Record set:

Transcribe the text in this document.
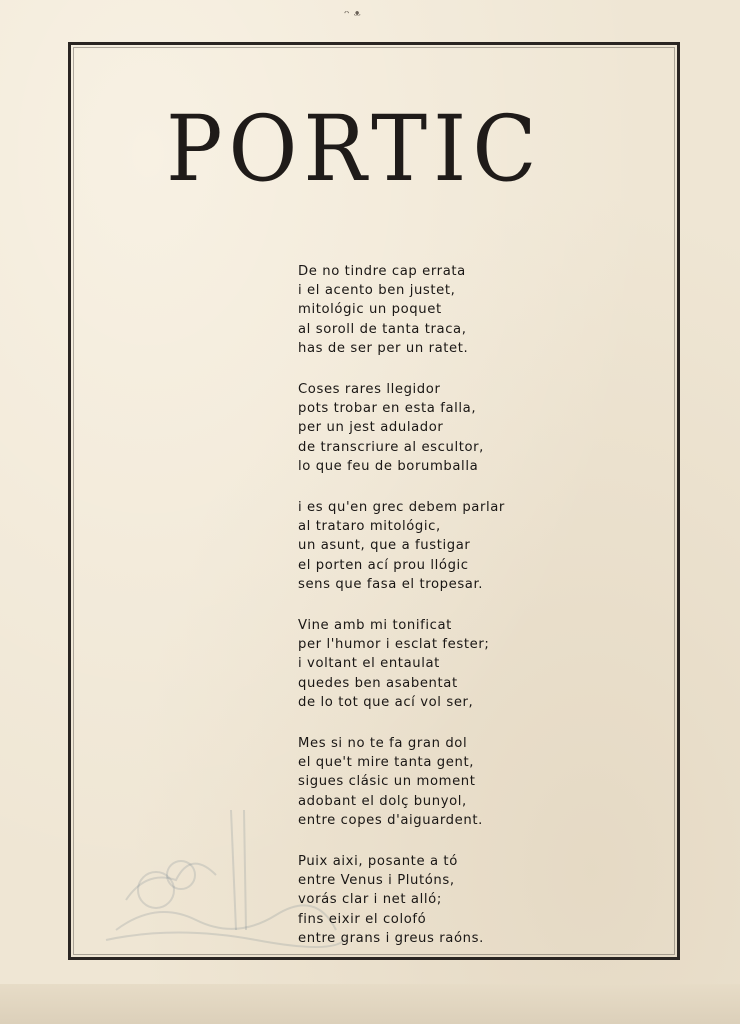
ᵔ ᵜ
PORTIC
De no tindre cap errata
i el acento ben justet,
mitológic un poquet
al soroll de tanta traca,
has de ser per un ratet.
Coses rares llegidor
pots trobar en esta falla,
per un jest adulador
de transcriure al escultor,
lo que feu de borumballa
i es qu'en grec debem parlar
al trataro mitológic,
un asunt, que a fustigar
el porten ací prou llógic
sens que fasa el tropesar.
Vine amb mi tonificat
per l'humor i esclat fester;
i voltant el entaulat
quedes ben asabentat
de lo tot que ací vol ser,
Mes si no te fa gran dol
el que't mire tanta gent,
sigues clásic un moment
adobant el dolç bunyol,
entre copes d'aiguardent.
Puix aixi, posante a tó
entre Venus i Plutóns,
vorás clar i net alló;
fins eixir el colofó
entre grans i greus raóns.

Exercise directions:
Write out each entry exactly as given, omitting any picture.

Exercise output:
Transcribe the text in this document.
ᵔ ᵜ
PORTIC
De no tindre cap errata
i el acento ben justet,
mitológic un poquet
al soroll de tanta traca,
has de ser per un ratet.
Coses rares llegidor
pots trobar en esta falla,
per un jest adulador
de transcriure al escultor,
lo que feu de borumballa
i es qu'en grec debem parlar
al trataro mitológic,
un asunt, que a fustigar
el porten ací prou llógic
sens que fasa el tropesar.
Vine amb mi tonificat
per l'humor i esclat fester;
i voltant el entaulat
quedes ben asabentat
de lo tot que ací vol ser,
Mes si no te fa gran dol
el que't mire tanta gent,
sigues clásic un moment
adobant el dolç bunyol,
entre copes d'aiguardent.
Puix aixi, posante a tó
entre Venus i Plutóns,
vorás clar i net alló;
fins eixir el colofó
entre grans i greus raóns.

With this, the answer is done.